[[ DATA SHOWN, beginning ]]

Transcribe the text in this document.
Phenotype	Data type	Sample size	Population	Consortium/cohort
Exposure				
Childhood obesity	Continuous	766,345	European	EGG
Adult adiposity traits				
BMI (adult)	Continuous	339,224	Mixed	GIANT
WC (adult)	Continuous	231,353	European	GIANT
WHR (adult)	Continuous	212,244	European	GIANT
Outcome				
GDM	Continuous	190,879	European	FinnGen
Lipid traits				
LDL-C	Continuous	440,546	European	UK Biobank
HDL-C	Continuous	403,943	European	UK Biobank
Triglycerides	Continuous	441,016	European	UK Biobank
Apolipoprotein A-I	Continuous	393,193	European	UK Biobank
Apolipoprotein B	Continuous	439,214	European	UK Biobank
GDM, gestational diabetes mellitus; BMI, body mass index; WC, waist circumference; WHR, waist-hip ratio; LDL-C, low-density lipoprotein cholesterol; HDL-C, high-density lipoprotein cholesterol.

[[ DATA SHOWN, end ]]

Please output the complete set of records above without any alteration.

RESPONSE AREA
Transcribe the text in this document.
Phenotype	Data type	Sample size	Population	Consortium/cohort
Exposure				
Childhood obesity	Continuous	766,345	European	EGG
Adult adiposity traits				
BMI (adult)	Continuous	339,224	Mixed	GIANT
WC (adult)	Continuous	231,353	European	GIANT
WHR (adult)	Continuous	212,244	European	GIANT
Outcome				
GDM	Continuous	190,879	European	FinnGen
Lipid traits				
LDL-C	Continuous	440,546	European	UK Biobank
HDL-C	Continuous	403,943	European	UK Biobank
Triglycerides	Continuous	441,016	European	UK Biobank
Apolipoprotein A-I	Continuous	393,193	European	UK Biobank
Apolipoprotein B	Continuous	439,214	European	UK Biobank
GDM, gestational diabetes mellitus; BMI, body mass index; WC, waist circumference; WHR, waist-hip ratio; LDL-C, low-density lipoprotein cholesterol; HDL-C, high-density lipoprotein cholesterol.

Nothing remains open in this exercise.